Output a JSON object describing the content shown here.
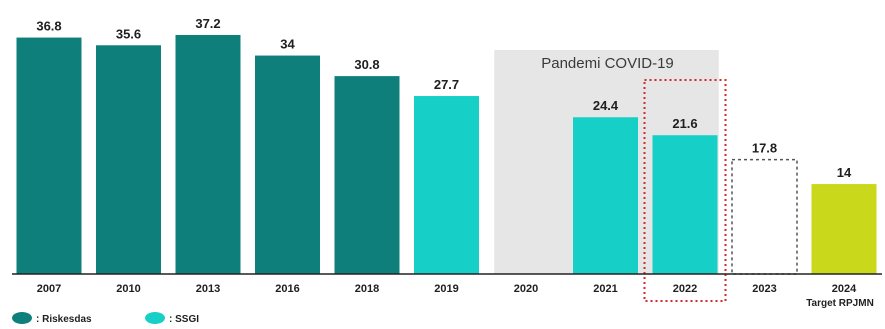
{
  "chart_data": {
    "type": "bar",
    "categories": [
      "2007",
      "2010",
      "2013",
      "2016",
      "2018",
      "2019",
      "2020",
      "2021",
      "2022",
      "2023",
      "2024"
    ],
    "values": [
      36.8,
      35.6,
      37.2,
      34,
      30.8,
      27.7,
      null,
      24.4,
      21.6,
      17.8,
      14
    ],
    "value_labels": [
      "36.8",
      "35.6",
      "37.2",
      "34",
      "30.8",
      "27.7",
      "",
      "24.4",
      "21.6",
      "17.8",
      "14"
    ],
    "bar_style": [
      "riskesdas",
      "riskesdas",
      "riskesdas",
      "riskesdas",
      "riskesdas",
      "ssgi",
      "none",
      "ssgi",
      "ssgi",
      "outline",
      "target"
    ],
    "ylim": [
      0,
      37.2
    ],
    "grid": false,
    "legend_position": "bottom-left",
    "legend": [
      {
        "label": ": Riskesdas",
        "style": "riskesdas"
      },
      {
        "label": ": SSGI",
        "style": "ssgi"
      }
    ],
    "annotations": {
      "pandemic_band_label": "Pandemi COVID-19",
      "pandemic_band_categories": [
        "2020",
        "2022"
      ],
      "highlight_category": "2022",
      "target_note": "Target RPJMN"
    },
    "colors": {
      "riskesdas": "#0e7f7b",
      "ssgi": "#16d0c8",
      "target": "#cad81c",
      "pandemic_band": "#e6e6e6",
      "highlight_border": "#d12a2a",
      "highlight_value": "#1f6f8b",
      "outline_border": "#555555",
      "axis": "#222222"
    }
  }
}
++++
Exercise objective: Reproduce every entry exactly, but omit each picture.

The result:
Output a JSON object describing the content shown here.
{
  "chart_data": {
    "type": "bar",
    "categories": [
      "2007",
      "2010",
      "2013",
      "2016",
      "2018",
      "2019",
      "2020",
      "2021",
      "2022",
      "2023",
      "2024"
    ],
    "values": [
      36.8,
      35.6,
      37.2,
      34,
      30.8,
      27.7,
      null,
      24.4,
      21.6,
      17.8,
      14
    ],
    "value_labels": [
      "36.8",
      "35.6",
      "37.2",
      "34",
      "30.8",
      "27.7",
      "",
      "24.4",
      "21.6",
      "17.8",
      "14"
    ],
    "bar_style": [
      "riskesdas",
      "riskesdas",
      "riskesdas",
      "riskesdas",
      "riskesdas",
      "ssgi",
      "none",
      "ssgi",
      "ssgi",
      "outline",
      "target"
    ],
    "ylim": [
      0,
      37.2
    ],
    "grid": false,
    "legend_position": "bottom-left",
    "legend": [
      {
        "label": ": Riskesdas",
        "style": "riskesdas"
      },
      {
        "label": ": SSGI",
        "style": "ssgi"
      }
    ],
    "annotations": {
      "pandemic_band_label": "Pandemi COVID-19",
      "pandemic_band_categories": [
        "2020",
        "2022"
      ],
      "highlight_category": "2022",
      "target_note": "Target RPJMN"
    },
    "colors": {
      "riskesdas": "#0e7f7b",
      "ssgi": "#16d0c8",
      "target": "#cad81c",
      "pandemic_band": "#e6e6e6",
      "highlight_border": "#d12a2a",
      "highlight_value": "#1f6f8b",
      "outline_border": "#555555",
      "axis": "#222222"
    }
  }
}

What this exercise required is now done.